* START Data excerpts *
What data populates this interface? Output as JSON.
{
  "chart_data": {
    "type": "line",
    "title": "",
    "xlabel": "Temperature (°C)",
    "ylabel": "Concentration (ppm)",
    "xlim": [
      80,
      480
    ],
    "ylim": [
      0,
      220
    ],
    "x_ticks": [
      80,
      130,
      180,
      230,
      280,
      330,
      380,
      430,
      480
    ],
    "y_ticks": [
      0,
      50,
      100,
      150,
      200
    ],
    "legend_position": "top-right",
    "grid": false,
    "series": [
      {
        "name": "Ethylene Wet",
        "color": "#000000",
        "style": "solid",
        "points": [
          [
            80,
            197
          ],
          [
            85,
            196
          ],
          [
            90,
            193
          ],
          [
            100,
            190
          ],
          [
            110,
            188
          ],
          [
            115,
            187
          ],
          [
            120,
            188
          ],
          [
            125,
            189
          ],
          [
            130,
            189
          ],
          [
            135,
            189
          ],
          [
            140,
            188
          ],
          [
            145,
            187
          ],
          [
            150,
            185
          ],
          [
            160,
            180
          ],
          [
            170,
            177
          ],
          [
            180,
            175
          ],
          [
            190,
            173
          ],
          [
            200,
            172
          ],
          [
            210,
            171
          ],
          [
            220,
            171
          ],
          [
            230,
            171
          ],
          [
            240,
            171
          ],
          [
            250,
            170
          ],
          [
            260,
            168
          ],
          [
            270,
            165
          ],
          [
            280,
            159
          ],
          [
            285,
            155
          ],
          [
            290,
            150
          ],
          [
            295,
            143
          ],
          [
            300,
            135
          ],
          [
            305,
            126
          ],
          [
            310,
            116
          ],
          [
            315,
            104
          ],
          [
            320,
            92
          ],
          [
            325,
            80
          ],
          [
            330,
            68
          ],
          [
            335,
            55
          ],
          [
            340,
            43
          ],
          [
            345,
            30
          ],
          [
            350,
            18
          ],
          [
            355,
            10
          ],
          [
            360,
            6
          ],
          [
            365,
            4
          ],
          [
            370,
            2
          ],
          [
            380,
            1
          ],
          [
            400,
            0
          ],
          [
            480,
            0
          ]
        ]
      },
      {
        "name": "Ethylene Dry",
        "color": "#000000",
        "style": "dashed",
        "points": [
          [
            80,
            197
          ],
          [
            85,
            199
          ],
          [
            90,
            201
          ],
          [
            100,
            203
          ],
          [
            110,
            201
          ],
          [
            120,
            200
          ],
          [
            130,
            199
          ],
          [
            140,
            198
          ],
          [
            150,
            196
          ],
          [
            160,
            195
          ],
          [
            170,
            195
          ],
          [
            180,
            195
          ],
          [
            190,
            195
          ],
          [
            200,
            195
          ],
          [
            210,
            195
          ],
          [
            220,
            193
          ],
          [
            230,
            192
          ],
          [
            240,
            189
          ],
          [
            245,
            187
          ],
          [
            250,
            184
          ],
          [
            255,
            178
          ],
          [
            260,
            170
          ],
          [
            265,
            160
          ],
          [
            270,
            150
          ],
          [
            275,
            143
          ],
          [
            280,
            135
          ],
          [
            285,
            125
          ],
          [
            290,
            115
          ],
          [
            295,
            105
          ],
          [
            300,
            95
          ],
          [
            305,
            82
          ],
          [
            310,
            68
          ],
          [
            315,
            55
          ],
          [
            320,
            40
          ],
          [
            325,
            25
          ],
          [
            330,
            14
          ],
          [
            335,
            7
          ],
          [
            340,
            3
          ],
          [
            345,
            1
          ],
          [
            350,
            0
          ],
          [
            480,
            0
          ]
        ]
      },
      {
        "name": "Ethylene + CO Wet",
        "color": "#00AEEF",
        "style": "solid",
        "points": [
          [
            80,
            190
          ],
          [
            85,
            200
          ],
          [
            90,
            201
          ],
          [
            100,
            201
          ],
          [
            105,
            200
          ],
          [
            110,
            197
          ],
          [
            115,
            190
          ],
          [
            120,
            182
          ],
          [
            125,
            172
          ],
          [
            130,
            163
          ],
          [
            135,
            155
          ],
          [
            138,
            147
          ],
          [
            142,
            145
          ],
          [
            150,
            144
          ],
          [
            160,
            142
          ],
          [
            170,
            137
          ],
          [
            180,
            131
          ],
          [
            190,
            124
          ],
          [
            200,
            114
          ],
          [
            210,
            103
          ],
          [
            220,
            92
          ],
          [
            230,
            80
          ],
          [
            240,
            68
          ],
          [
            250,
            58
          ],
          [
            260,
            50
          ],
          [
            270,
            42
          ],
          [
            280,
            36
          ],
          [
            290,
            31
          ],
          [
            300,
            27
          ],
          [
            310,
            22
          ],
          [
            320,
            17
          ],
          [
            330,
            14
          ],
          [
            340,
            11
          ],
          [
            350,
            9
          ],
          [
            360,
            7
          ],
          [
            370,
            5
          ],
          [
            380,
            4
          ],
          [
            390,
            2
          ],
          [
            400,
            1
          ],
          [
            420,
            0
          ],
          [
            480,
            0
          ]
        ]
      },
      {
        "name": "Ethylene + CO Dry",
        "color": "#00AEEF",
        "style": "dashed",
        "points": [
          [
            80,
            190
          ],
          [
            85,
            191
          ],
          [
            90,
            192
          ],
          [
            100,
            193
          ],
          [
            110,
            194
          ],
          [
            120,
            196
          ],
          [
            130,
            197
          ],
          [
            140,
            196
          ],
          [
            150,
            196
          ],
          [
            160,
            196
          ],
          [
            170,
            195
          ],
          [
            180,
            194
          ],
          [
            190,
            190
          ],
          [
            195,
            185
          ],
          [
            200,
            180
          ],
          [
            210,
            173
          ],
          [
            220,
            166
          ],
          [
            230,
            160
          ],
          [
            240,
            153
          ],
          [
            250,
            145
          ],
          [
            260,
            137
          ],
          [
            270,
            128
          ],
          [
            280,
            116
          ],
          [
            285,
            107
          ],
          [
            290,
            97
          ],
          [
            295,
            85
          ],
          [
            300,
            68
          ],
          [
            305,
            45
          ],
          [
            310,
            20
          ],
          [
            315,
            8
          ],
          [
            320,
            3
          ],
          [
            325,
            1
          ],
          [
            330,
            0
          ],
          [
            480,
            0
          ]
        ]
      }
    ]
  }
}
* END Data excerpts *
** What is needed **
Every entry above needs to be quoted exactly.

** Solution **
What data populates this interface? Output as JSON.
{
  "chart_data": {
    "type": "line",
    "title": "",
    "xlabel": "Temperature (°C)",
    "ylabel": "Concentration (ppm)",
    "xlim": [
      80,
      480
    ],
    "ylim": [
      0,
      220
    ],
    "x_ticks": [
      80,
      130,
      180,
      230,
      280,
      330,
      380,
      430,
      480
    ],
    "y_ticks": [
      0,
      50,
      100,
      150,
      200
    ],
    "legend_position": "top-right",
    "grid": false,
    "series": [
      {
        "name": "Ethylene Wet",
        "color": "#000000",
        "style": "solid",
        "points": [
          [
            80,
            197
          ],
          [
            85,
            196
          ],
          [
            90,
            193
          ],
          [
            100,
            190
          ],
          [
            110,
            188
          ],
          [
            115,
            187
          ],
          [
            120,
            188
          ],
          [
            125,
            189
          ],
          [
            130,
            189
          ],
          [
            135,
            189
          ],
          [
            140,
            188
          ],
          [
            145,
            187
          ],
          [
            150,
            185
          ],
          [
            160,
            180
          ],
          [
            170,
            177
          ],
          [
            180,
            175
          ],
          [
            190,
            173
          ],
          [
            200,
            172
          ],
          [
            210,
            171
          ],
          [
            220,
            171
          ],
          [
            230,
            171
          ],
          [
            240,
            171
          ],
          [
            250,
            170
          ],
          [
            260,
            168
          ],
          [
            270,
            165
          ],
          [
            280,
            159
          ],
          [
            285,
            155
          ],
          [
            290,
            150
          ],
          [
            295,
            143
          ],
          [
            300,
            135
          ],
          [
            305,
            126
          ],
          [
            310,
            116
          ],
          [
            315,
            104
          ],
          [
            320,
            92
          ],
          [
            325,
            80
          ],
          [
            330,
            68
          ],
          [
            335,
            55
          ],
          [
            340,
            43
          ],
          [
            345,
            30
          ],
          [
            350,
            18
          ],
          [
            355,
            10
          ],
          [
            360,
            6
          ],
          [
            365,
            4
          ],
          [
            370,
            2
          ],
          [
            380,
            1
          ],
          [
            400,
            0
          ],
          [
            480,
            0
          ]
        ]
      },
      {
        "name": "Ethylene Dry",
        "color": "#000000",
        "style": "dashed",
        "points": [
          [
            80,
            197
          ],
          [
            85,
            199
          ],
          [
            90,
            201
          ],
          [
            100,
            203
          ],
          [
            110,
            201
          ],
          [
            120,
            200
          ],
          [
            130,
            199
          ],
          [
            140,
            198
          ],
          [
            150,
            196
          ],
          [
            160,
            195
          ],
          [
            170,
            195
          ],
          [
            180,
            195
          ],
          [
            190,
            195
          ],
          [
            200,
            195
          ],
          [
            210,
            195
          ],
          [
            220,
            193
          ],
          [
            230,
            192
          ],
          [
            240,
            189
          ],
          [
            245,
            187
          ],
          [
            250,
            184
          ],
          [
            255,
            178
          ],
          [
            260,
            170
          ],
          [
            265,
            160
          ],
          [
            270,
            150
          ],
          [
            275,
            143
          ],
          [
            280,
            135
          ],
          [
            285,
            125
          ],
          [
            290,
            115
          ],
          [
            295,
            105
          ],
          [
            300,
            95
          ],
          [
            305,
            82
          ],
          [
            310,
            68
          ],
          [
            315,
            55
          ],
          [
            320,
            40
          ],
          [
            325,
            25
          ],
          [
            330,
            14
          ],
          [
            335,
            7
          ],
          [
            340,
            3
          ],
          [
            345,
            1
          ],
          [
            350,
            0
          ],
          [
            480,
            0
          ]
        ]
      },
      {
        "name": "Ethylene + CO Wet",
        "color": "#00AEEF",
        "style": "solid",
        "points": [
          [
            80,
            190
          ],
          [
            85,
            200
          ],
          [
            90,
            201
          ],
          [
            100,
            201
          ],
          [
            105,
            200
          ],
          [
            110,
            197
          ],
          [
            115,
            190
          ],
          [
            120,
            182
          ],
          [
            125,
            172
          ],
          [
            130,
            163
          ],
          [
            135,
            155
          ],
          [
            138,
            147
          ],
          [
            142,
            145
          ],
          [
            150,
            144
          ],
          [
            160,
            142
          ],
          [
            170,
            137
          ],
          [
            180,
            131
          ],
          [
            190,
            124
          ],
          [
            200,
            114
          ],
          [
            210,
            103
          ],
          [
            220,
            92
          ],
          [
            230,
            80
          ],
          [
            240,
            68
          ],
          [
            250,
            58
          ],
          [
            260,
            50
          ],
          [
            270,
            42
          ],
          [
            280,
            36
          ],
          [
            290,
            31
          ],
          [
            300,
            27
          ],
          [
            310,
            22
          ],
          [
            320,
            17
          ],
          [
            330,
            14
          ],
          [
            340,
            11
          ],
          [
            350,
            9
          ],
          [
            360,
            7
          ],
          [
            370,
            5
          ],
          [
            380,
            4
          ],
          [
            390,
            2
          ],
          [
            400,
            1
          ],
          [
            420,
            0
          ],
          [
            480,
            0
          ]
        ]
      },
      {
        "name": "Ethylene + CO Dry",
        "color": "#00AEEF",
        "style": "dashed",
        "points": [
          [
            80,
            190
          ],
          [
            85,
            191
          ],
          [
            90,
            192
          ],
          [
            100,
            193
          ],
          [
            110,
            194
          ],
          [
            120,
            196
          ],
          [
            130,
            197
          ],
          [
            140,
            196
          ],
          [
            150,
            196
          ],
          [
            160,
            196
          ],
          [
            170,
            195
          ],
          [
            180,
            194
          ],
          [
            190,
            190
          ],
          [
            195,
            185
          ],
          [
            200,
            180
          ],
          [
            210,
            173
          ],
          [
            220,
            166
          ],
          [
            230,
            160
          ],
          [
            240,
            153
          ],
          [
            250,
            145
          ],
          [
            260,
            137
          ],
          [
            270,
            128
          ],
          [
            280,
            116
          ],
          [
            285,
            107
          ],
          [
            290,
            97
          ],
          [
            295,
            85
          ],
          [
            300,
            68
          ],
          [
            305,
            45
          ],
          [
            310,
            20
          ],
          [
            315,
            8
          ],
          [
            320,
            3
          ],
          [
            325,
            1
          ],
          [
            330,
            0
          ],
          [
            480,
            0
          ]
        ]
      }
    ]
  }
}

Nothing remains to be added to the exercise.